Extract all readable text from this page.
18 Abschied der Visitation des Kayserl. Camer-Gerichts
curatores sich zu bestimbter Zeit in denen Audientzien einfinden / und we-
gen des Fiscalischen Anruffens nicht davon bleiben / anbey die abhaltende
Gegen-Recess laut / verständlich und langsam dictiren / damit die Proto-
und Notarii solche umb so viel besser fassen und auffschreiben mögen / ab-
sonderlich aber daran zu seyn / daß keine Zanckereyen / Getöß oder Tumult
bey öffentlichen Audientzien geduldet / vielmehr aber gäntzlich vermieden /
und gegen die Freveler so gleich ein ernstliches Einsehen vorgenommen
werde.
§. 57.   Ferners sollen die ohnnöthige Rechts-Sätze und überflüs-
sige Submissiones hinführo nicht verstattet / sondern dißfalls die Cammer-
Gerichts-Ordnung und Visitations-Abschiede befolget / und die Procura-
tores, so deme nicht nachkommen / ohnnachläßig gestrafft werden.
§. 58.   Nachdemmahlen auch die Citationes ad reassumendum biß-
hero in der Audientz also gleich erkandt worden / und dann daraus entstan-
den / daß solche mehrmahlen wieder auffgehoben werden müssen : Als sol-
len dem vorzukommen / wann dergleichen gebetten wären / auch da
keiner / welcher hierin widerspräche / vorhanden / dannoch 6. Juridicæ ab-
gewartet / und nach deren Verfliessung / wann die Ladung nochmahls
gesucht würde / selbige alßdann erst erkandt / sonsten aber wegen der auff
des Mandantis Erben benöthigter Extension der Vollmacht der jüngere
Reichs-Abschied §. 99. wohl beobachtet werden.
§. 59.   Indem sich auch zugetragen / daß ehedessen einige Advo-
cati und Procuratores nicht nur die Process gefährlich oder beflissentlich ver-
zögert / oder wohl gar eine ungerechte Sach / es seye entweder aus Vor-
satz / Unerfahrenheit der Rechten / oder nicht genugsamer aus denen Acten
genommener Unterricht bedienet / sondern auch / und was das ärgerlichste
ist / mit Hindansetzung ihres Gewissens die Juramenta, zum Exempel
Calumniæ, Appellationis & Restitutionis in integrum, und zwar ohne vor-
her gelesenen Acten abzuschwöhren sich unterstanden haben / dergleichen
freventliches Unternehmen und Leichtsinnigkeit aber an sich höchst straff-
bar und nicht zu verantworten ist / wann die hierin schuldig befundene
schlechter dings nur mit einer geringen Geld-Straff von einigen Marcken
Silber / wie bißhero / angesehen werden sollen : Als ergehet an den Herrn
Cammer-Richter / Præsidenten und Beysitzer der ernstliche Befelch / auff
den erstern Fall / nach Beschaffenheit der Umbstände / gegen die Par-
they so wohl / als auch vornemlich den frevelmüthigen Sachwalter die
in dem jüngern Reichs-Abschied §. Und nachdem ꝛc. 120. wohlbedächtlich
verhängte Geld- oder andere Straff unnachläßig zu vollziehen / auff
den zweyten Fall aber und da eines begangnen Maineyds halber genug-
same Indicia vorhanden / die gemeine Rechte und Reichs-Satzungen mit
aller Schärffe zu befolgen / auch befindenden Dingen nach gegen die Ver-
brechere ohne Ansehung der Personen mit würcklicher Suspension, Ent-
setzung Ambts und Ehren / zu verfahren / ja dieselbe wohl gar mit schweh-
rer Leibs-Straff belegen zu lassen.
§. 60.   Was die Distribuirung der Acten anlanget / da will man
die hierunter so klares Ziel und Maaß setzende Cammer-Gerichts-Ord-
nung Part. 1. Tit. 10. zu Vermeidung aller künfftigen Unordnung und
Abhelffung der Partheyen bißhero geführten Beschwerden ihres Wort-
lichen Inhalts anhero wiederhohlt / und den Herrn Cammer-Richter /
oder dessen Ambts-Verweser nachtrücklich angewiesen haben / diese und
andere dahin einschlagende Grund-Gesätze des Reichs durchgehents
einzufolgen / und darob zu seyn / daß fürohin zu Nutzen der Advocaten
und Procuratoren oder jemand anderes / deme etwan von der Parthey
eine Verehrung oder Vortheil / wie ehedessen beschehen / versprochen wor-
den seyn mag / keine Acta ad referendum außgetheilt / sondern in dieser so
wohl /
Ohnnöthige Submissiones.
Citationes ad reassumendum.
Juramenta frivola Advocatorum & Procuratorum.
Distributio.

-=-=-

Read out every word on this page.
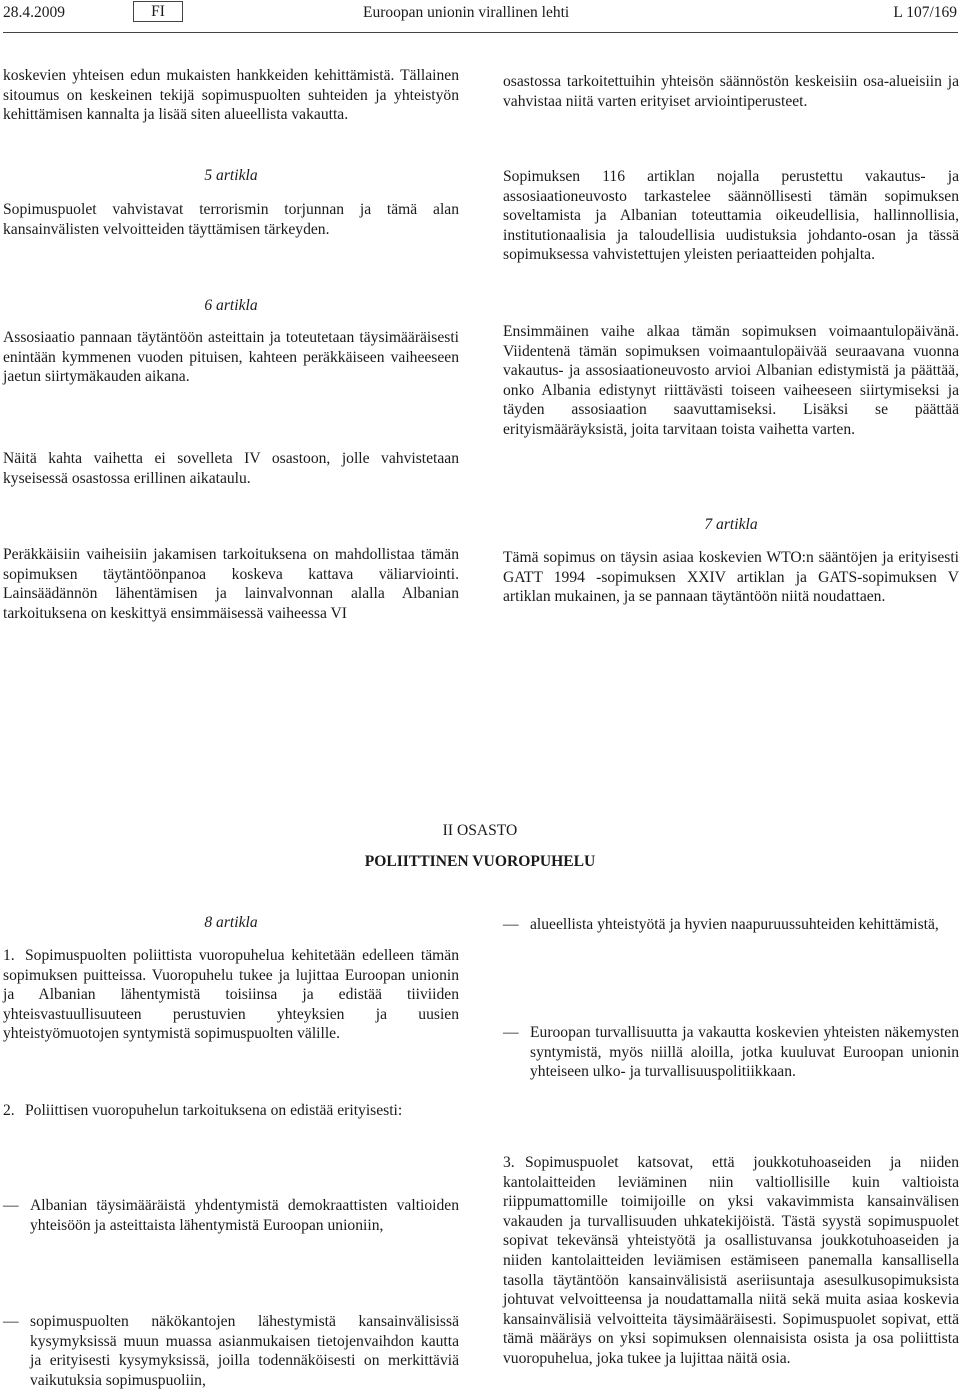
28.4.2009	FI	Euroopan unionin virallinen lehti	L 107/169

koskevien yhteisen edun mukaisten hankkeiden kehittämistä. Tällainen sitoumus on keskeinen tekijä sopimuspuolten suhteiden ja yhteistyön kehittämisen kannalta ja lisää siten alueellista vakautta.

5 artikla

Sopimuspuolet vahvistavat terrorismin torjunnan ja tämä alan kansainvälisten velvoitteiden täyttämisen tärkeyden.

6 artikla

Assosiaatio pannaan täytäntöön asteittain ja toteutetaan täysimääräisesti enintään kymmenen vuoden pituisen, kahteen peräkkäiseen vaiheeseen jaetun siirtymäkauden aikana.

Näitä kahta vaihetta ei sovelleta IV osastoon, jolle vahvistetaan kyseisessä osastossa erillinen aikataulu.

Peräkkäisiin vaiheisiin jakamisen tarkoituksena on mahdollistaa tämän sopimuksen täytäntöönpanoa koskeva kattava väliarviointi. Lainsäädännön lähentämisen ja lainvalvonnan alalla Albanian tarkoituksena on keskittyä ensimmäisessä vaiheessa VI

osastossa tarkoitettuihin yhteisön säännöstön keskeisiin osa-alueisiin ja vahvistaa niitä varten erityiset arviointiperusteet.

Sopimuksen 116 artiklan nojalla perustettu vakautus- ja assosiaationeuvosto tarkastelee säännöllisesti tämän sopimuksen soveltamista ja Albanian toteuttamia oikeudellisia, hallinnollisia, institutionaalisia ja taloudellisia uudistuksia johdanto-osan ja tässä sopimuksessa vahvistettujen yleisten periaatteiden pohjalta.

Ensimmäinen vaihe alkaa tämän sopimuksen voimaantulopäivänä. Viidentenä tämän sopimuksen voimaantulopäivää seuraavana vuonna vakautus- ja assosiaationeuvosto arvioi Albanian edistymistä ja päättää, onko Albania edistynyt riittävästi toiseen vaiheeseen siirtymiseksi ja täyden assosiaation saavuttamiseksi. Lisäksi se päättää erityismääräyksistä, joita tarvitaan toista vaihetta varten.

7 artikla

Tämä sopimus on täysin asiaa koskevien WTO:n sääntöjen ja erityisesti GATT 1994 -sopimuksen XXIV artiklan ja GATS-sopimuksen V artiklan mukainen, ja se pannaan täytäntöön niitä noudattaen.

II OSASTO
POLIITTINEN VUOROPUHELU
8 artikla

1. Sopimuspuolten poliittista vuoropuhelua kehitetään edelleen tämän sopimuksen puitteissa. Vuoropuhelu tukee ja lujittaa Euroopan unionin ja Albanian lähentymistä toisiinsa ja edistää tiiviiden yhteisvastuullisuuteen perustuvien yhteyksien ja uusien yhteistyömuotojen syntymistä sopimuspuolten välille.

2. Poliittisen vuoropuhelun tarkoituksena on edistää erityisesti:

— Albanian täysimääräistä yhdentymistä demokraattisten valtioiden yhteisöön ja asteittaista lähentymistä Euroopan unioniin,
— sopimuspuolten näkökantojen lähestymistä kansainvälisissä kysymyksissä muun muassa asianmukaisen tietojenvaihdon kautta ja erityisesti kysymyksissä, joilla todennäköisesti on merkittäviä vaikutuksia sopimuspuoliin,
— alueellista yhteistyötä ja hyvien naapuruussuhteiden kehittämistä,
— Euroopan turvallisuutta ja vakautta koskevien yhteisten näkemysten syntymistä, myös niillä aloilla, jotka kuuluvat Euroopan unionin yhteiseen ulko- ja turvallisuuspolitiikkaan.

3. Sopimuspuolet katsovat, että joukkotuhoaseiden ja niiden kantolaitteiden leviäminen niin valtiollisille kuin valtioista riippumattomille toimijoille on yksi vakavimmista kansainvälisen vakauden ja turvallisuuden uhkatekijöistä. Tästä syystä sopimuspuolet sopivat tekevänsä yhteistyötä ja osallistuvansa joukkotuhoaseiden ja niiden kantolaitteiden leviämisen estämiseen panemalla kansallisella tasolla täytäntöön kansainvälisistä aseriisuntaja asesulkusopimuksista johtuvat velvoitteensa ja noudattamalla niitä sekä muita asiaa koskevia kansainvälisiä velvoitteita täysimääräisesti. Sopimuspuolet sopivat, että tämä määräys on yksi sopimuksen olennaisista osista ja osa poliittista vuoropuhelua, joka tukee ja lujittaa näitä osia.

-=-=-

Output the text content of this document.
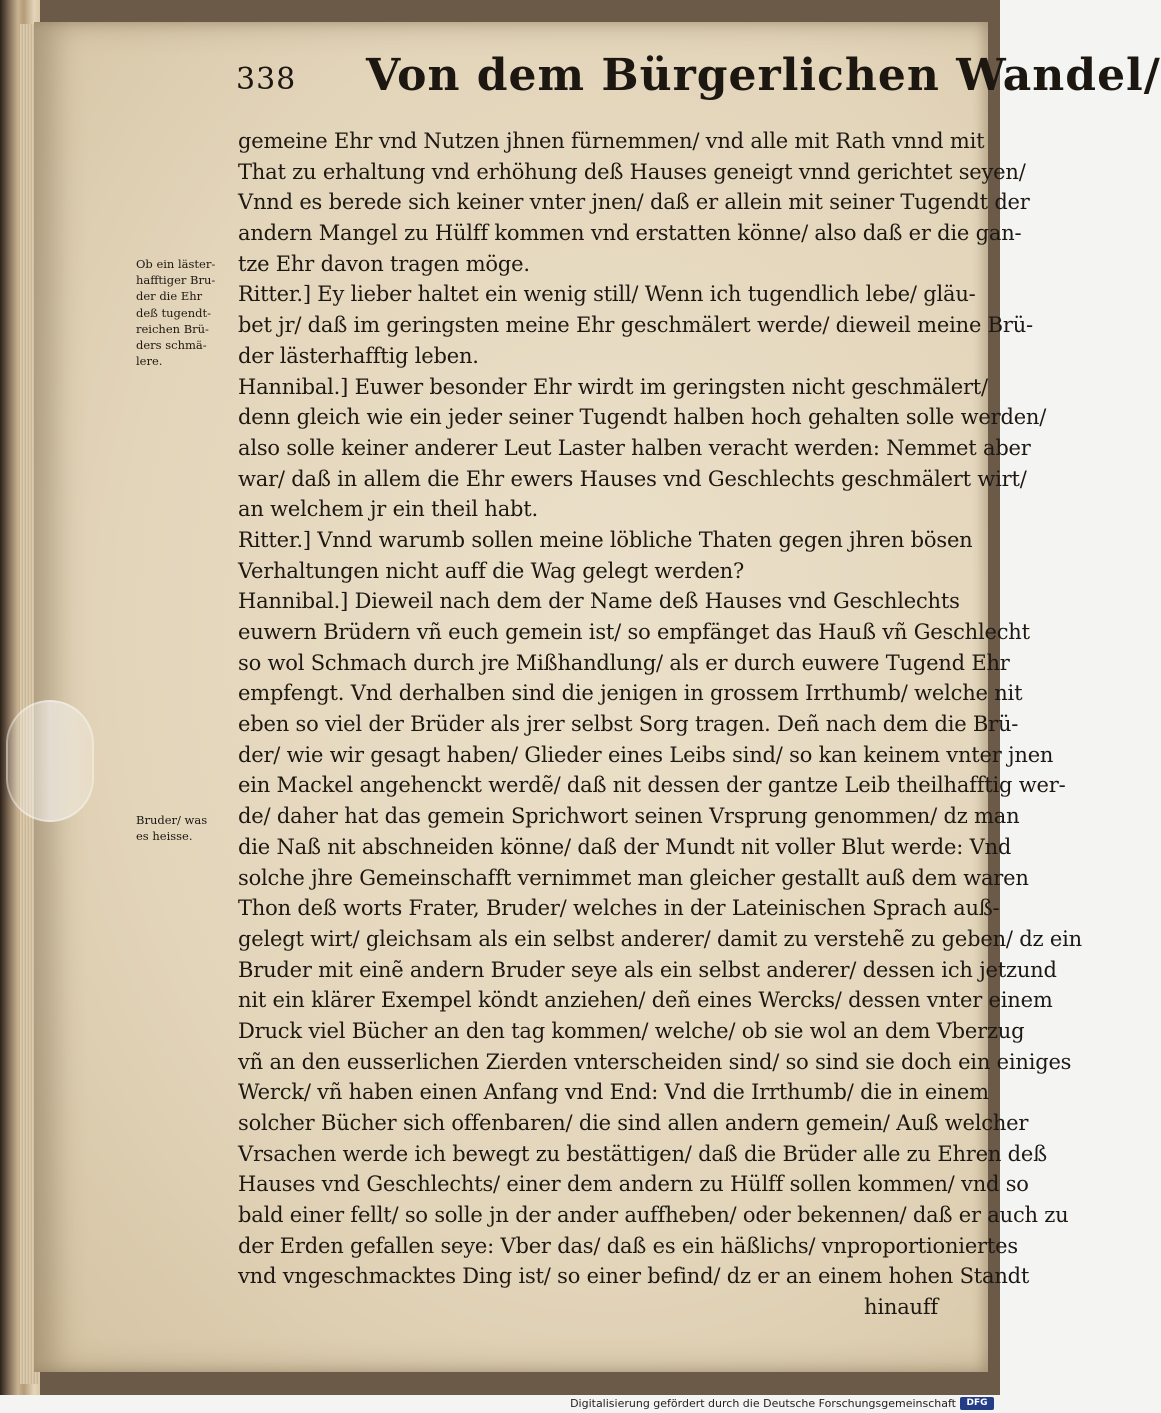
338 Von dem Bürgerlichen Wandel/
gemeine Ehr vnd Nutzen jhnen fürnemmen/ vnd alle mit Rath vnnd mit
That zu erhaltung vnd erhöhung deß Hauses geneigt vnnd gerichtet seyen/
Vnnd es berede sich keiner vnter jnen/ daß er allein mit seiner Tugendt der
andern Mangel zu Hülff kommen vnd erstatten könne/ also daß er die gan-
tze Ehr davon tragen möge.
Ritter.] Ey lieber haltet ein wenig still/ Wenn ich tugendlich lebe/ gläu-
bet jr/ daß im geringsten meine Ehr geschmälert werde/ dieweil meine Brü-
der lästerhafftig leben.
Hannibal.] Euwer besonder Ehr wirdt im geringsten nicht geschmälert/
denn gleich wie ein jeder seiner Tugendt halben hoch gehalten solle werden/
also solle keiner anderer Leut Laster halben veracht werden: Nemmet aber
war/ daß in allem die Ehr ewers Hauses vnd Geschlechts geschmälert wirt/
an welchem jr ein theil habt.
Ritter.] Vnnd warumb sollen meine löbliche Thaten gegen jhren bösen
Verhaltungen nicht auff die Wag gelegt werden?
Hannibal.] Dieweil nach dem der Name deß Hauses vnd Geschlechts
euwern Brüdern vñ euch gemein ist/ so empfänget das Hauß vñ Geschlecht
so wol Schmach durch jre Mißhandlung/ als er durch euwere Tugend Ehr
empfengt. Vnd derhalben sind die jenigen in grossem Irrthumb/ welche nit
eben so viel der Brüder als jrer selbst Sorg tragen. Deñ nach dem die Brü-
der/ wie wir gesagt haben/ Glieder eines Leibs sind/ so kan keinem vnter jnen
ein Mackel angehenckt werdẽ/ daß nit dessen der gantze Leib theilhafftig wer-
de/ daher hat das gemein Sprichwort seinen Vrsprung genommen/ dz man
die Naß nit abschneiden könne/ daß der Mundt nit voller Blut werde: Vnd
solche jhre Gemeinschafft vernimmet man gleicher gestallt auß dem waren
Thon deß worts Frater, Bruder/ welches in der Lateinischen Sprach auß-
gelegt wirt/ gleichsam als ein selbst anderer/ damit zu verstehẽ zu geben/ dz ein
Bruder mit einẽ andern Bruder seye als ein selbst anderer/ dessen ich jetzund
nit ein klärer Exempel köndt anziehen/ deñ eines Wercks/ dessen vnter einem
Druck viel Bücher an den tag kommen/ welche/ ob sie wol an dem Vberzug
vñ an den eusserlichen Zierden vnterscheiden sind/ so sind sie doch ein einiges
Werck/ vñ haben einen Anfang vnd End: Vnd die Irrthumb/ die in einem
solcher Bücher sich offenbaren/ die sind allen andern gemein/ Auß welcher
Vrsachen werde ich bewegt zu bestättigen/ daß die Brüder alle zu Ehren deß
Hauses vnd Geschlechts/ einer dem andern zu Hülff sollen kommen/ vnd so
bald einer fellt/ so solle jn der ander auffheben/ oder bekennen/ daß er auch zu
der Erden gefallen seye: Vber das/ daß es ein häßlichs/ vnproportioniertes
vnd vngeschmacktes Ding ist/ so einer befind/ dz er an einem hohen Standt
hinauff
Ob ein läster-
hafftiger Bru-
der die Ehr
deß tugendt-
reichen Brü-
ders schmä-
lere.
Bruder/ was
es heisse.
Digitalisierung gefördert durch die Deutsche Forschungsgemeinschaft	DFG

-=-=-

Copy each line of the material where "vakautta" is found.

koskevien yhteisen edun mukaisten hankkeiden kehittämistä. Tällainen sitoumus on keskeinen tekijä sopimuspuolten suhteiden ja yhteistyön kehittämisen kannalta ja lisää siten alueellista vakautta.
— Euroopan turvallisuutta ja vakautta koskevien yhteisten näkemysten syntymistä, myös niillä aloilla, jotka kuuluvat Euroopan unionin yhteiseen ulko- ja turvallisuuspolitiikkaan.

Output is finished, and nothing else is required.